Dataset items
**********

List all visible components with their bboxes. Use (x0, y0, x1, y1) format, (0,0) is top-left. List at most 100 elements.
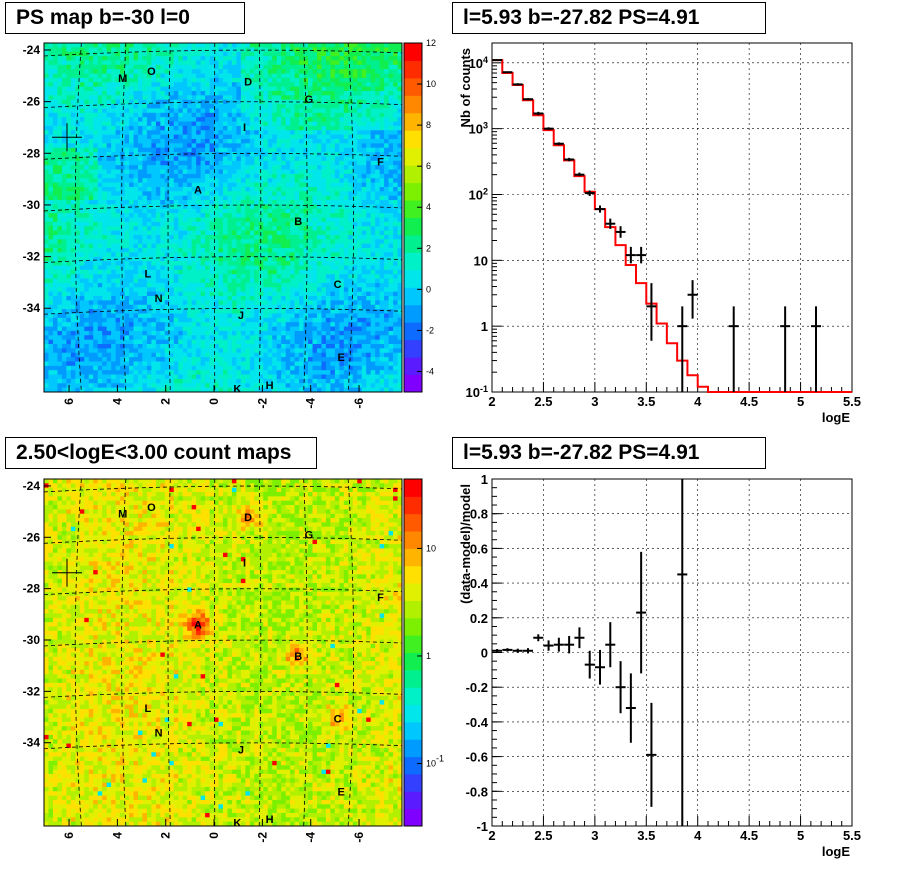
heatmap-cell (276, 309, 282, 314)
heatmap-cell (151, 234, 157, 240)
heatmap-cell (196, 309, 202, 314)
heatmap-cell (397, 226, 403, 231)
heatmap-cell (142, 138, 148, 144)
heatmap-cell (276, 138, 282, 144)
heatmap-cell (397, 269, 403, 275)
heatmap-cell (334, 287, 340, 293)
heatmap-cell (223, 99, 228, 105)
heatmap-cell (205, 287, 210, 293)
heatmap-cell (124, 156, 130, 162)
heatmap-cell (200, 186, 206, 192)
heatmap-cell (285, 156, 291, 162)
heatmap-cell (236, 130, 242, 136)
heatmap-cell (312, 64, 318, 70)
heatmap-cell (164, 160, 170, 166)
heatmap-cell (111, 56, 117, 61)
heatmap-cell (357, 213, 363, 218)
heatmap-cell (357, 252, 363, 258)
heatmap-cell (133, 99, 139, 105)
heatmap-cell (227, 182, 233, 188)
heatmap-cell (84, 256, 90, 262)
heatmap-cell (97, 156, 103, 162)
heatmap-cell (312, 73, 318, 79)
heatmap-cell (151, 200, 157, 205)
heatmap-cell (366, 248, 372, 253)
heatmap-cell (57, 252, 63, 258)
heatmap-cell (312, 256, 318, 262)
heatmap-cell (151, 213, 157, 218)
heatmap-cell (187, 99, 193, 105)
heatmap-cell (348, 309, 354, 314)
heatmap-cell (182, 287, 188, 293)
heatmap-cell (339, 265, 345, 271)
heatmap-cell (137, 313, 143, 319)
heatmap-cell (106, 156, 112, 162)
heatmap-cell (48, 43, 54, 48)
heatmap-cell (357, 130, 363, 136)
heatmap-cell (111, 69, 117, 74)
heatmap-cell (334, 99, 340, 105)
heatmap-cell (321, 217, 327, 223)
heatmap-cell (218, 239, 224, 245)
heatmap-cell (236, 112, 242, 118)
heatmap-cell (240, 138, 246, 144)
heatmap-cell (75, 208, 81, 214)
heatmap-cell (308, 121, 313, 127)
heatmap-cell (325, 47, 331, 53)
heatmap-cell (151, 173, 157, 179)
heatmap-cell (115, 313, 121, 319)
heatmap-cell (178, 138, 184, 144)
heatmap-cell (146, 121, 152, 127)
heatmap-cell (330, 73, 336, 79)
heatmap-cell (205, 296, 210, 301)
heatmap-cell (258, 143, 264, 149)
heatmap-cell (111, 256, 117, 262)
heatmap-cell (227, 112, 233, 118)
heatmap-cell (276, 160, 282, 166)
heatmap-cell (249, 182, 255, 188)
heatmap-cell (66, 239, 72, 245)
heatmap-cell (187, 296, 193, 301)
heatmap-cell (321, 204, 327, 210)
heatmap-cell (281, 169, 287, 175)
heatmap-cell (182, 130, 188, 136)
heatmap-cell (236, 291, 242, 297)
heatmap-cell (218, 300, 224, 306)
heatmap-cell (191, 226, 197, 231)
heatmap-cell (79, 117, 85, 122)
heatmap-cell (334, 130, 340, 136)
heatmap-cell (267, 138, 273, 144)
heatmap-cell (312, 125, 318, 131)
heatmap-cell (258, 191, 264, 197)
heatmap-cell (48, 134, 54, 140)
heatmap-cell (124, 82, 130, 88)
heatmap-cell (254, 117, 260, 122)
heatmap-cell (384, 248, 389, 253)
heatmap-cell (397, 234, 403, 240)
heatmap-cell (160, 182, 166, 188)
heatmap-cell (205, 191, 210, 197)
heatmap-cell (223, 90, 228, 96)
heatmap-cell (245, 278, 251, 284)
heatmap-cell (245, 252, 251, 258)
heatmap-cell (48, 95, 54, 101)
heatmap-cell (290, 86, 296, 92)
heatmap-cell (151, 256, 157, 262)
heatmap-cell (308, 95, 313, 101)
heatmap-cell (111, 60, 117, 66)
heatmap-cell (231, 156, 237, 162)
heatmap-cell (44, 234, 49, 240)
heatmap-cell (142, 95, 148, 101)
heatmap-cell (299, 274, 304, 279)
heatmap-cell (245, 248, 251, 253)
heatmap-cell (366, 56, 372, 61)
heatmap-cell (348, 43, 354, 48)
heatmap-cell (366, 178, 372, 183)
heatmap-cell (169, 121, 175, 127)
heatmap-cell (205, 143, 210, 149)
heatmap-cell (223, 300, 228, 306)
heatmap-cell (173, 261, 179, 266)
heatmap-cell (79, 221, 85, 227)
heatmap-cell (263, 130, 269, 136)
heatmap-cell (254, 282, 260, 288)
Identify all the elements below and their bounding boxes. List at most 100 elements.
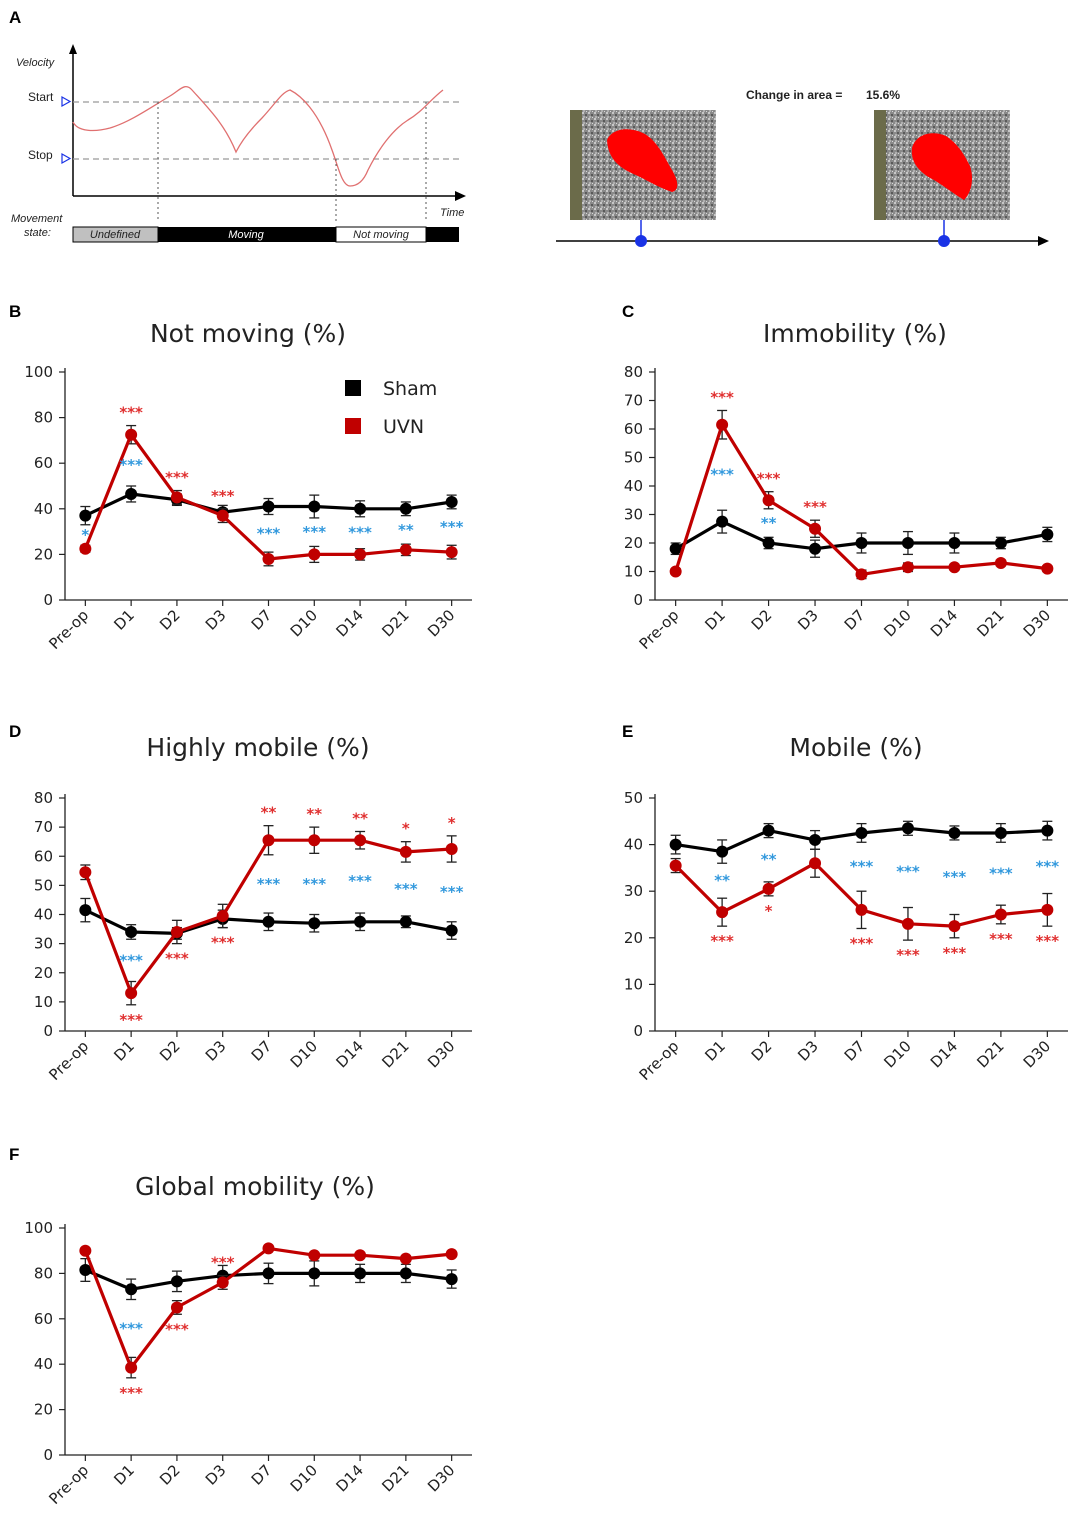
x-tick-label: D30 <box>1020 606 1054 640</box>
uvn-significance-label: *** <box>803 498 827 516</box>
uvn-point <box>399 845 412 858</box>
sham-point <box>125 1283 138 1296</box>
x-tick-label: D2 <box>748 606 776 634</box>
y-tick-label: 20 <box>34 545 53 563</box>
sham-point <box>308 1267 321 1280</box>
uvn-significance-label: *** <box>119 1384 143 1402</box>
y-tick-label: 40 <box>34 1355 53 1373</box>
sham-point <box>262 915 275 928</box>
x-tick-label: Pre-op <box>636 606 683 653</box>
uvn-significance-label: *** <box>943 944 967 962</box>
sham-significance-label: *** <box>850 858 874 876</box>
state-undefined-label: Undefined <box>90 229 141 241</box>
uvn-significance-label: *** <box>165 469 189 487</box>
sham-significance-label: *** <box>896 862 920 880</box>
uvn-point <box>262 552 275 565</box>
y-tick-label: 10 <box>624 975 643 993</box>
sham-significance-label: ** <box>761 514 777 532</box>
uvn-significance-label: ** <box>306 805 322 823</box>
sham-significance-label: *** <box>989 865 1013 883</box>
uvn-point <box>216 1276 229 1289</box>
y-tick-label: 80 <box>34 1264 53 1282</box>
sham-significance-label: ** <box>714 872 730 890</box>
y-tick-label: 40 <box>624 836 643 854</box>
y-tick-label: 0 <box>633 591 643 609</box>
area-change-illustration: Change in area = 15.6% <box>556 88 1049 247</box>
uvn-significance-label: *** <box>710 932 734 950</box>
legend-uvn-label: UVN <box>383 416 424 438</box>
uvn-point <box>994 556 1007 569</box>
y-tick-label: 50 <box>34 876 53 894</box>
uvn-point <box>948 561 961 574</box>
uvn-point <box>762 882 775 895</box>
y-tick-label: 50 <box>624 789 643 807</box>
uvn-point <box>445 842 458 855</box>
x-tick-label: D10 <box>880 1037 914 1071</box>
uvn-point <box>669 859 682 872</box>
y-tick-label: 0 <box>43 1446 53 1464</box>
x-tick-label: D10 <box>287 606 321 640</box>
uvn-significance-label: *** <box>165 950 189 968</box>
uvn-significance-label: *** <box>896 946 920 964</box>
x-tick-label: D3 <box>202 1461 230 1489</box>
x-tick-label: D30 <box>424 1461 458 1495</box>
sham-point <box>809 542 822 555</box>
sham-point <box>994 537 1007 549</box>
uvn-point <box>125 1361 138 1374</box>
x-tick-label: D14 <box>927 1037 961 1071</box>
y-tick-label: 0 <box>633 1022 643 1040</box>
sham-point <box>855 537 868 549</box>
uvn-point <box>170 1301 183 1314</box>
sham-point <box>354 502 367 515</box>
uvn-point <box>170 925 183 938</box>
timeline-marker-1 <box>635 235 647 247</box>
frame-1-blob <box>607 129 678 192</box>
uvn-significance-label: * <box>448 814 456 832</box>
y-tick-label: 10 <box>624 563 643 581</box>
uvn-significance-label: *** <box>850 934 874 952</box>
sham-significance-label: ** <box>761 851 777 869</box>
y-tick-label: 0 <box>43 1022 53 1040</box>
y-tick-label: 20 <box>624 929 643 947</box>
x-tick-label: Pre-op <box>45 1037 92 1084</box>
sham-point <box>809 833 822 846</box>
x-tick-label: D1 <box>110 606 138 634</box>
sham-significance-label: *** <box>303 523 327 541</box>
chart-title: Immobility (%) <box>763 319 947 348</box>
x-tick-label: D3 <box>202 606 230 634</box>
sham-significance-label: *** <box>119 456 143 474</box>
sham-point <box>994 826 1007 839</box>
uvn-point <box>855 568 868 581</box>
x-tick-label: D21 <box>378 1461 412 1495</box>
uvn-point <box>716 418 729 431</box>
sham-significance-label: *** <box>348 872 372 890</box>
y-tick-label: 100 <box>24 363 53 381</box>
x-tick-label: D10 <box>287 1461 321 1495</box>
sham-significance-label: * <box>81 526 89 544</box>
frame-2-blob <box>911 133 972 200</box>
sham-significance-label: ** <box>398 521 414 539</box>
uvn-point <box>855 903 868 916</box>
x-tick-label: D30 <box>424 1037 458 1071</box>
uvn-point <box>1041 562 1054 575</box>
sham-point <box>308 917 321 930</box>
uvn-point <box>354 1249 367 1262</box>
x-tick-label: D1 <box>701 1037 729 1065</box>
chart-title: Mobile (%) <box>789 733 922 762</box>
x-tick-label: D10 <box>880 606 914 640</box>
x-tick-label: D30 <box>424 606 458 640</box>
y-tick-label: 60 <box>34 847 53 865</box>
uvn-point <box>354 834 367 847</box>
state-moving-bar <box>158 227 336 242</box>
mobile-chart: Mobile (%) 0 10 20 30 40 50 Pre-op D1 D2 D3 D7 D10 D1… <box>624 733 1068 1084</box>
y-tick-label: 40 <box>624 477 643 495</box>
sham-point <box>669 542 682 555</box>
sham-point <box>308 500 321 513</box>
sham-significance-label: *** <box>303 875 327 893</box>
sham-point <box>125 487 138 500</box>
immobility-chart: Immobility (%) 0 10 20 30 40 50 60 70 80 Pre-op D1 D… <box>624 319 1068 653</box>
sham-point <box>901 822 914 835</box>
sham-significance-label: *** <box>440 518 464 536</box>
highly-mobile-chart: Highly mobile (%) 0 10 20 30 40 50 60 70 80 Pre-op… <box>34 733 472 1084</box>
y-tick-label: 30 <box>624 506 643 524</box>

**********

WHAT THE TASK REQUIRES. Retype the stretch from the line that contains "x-tick-label: D30 <box>1020" through the line that contains "y-tick-label: 40 <box>34 1355 53 1373</box>", keeping every character the same.

FINAL RESULT.
x-tick-label: D30 <box>1020 606 1054 640</box>
uvn-significance-label: *** <box>803 498 827 516</box>
uvn-point <box>399 845 412 858</box>
sham-point <box>125 1283 138 1296</box>
x-tick-label: D2 <box>748 606 776 634</box>
y-tick-label: 20 <box>34 545 53 563</box>
sham-point <box>308 1267 321 1280</box>
uvn-significance-label: *** <box>119 1384 143 1402</box>
y-tick-label: 40 <box>34 1355 53 1373</box>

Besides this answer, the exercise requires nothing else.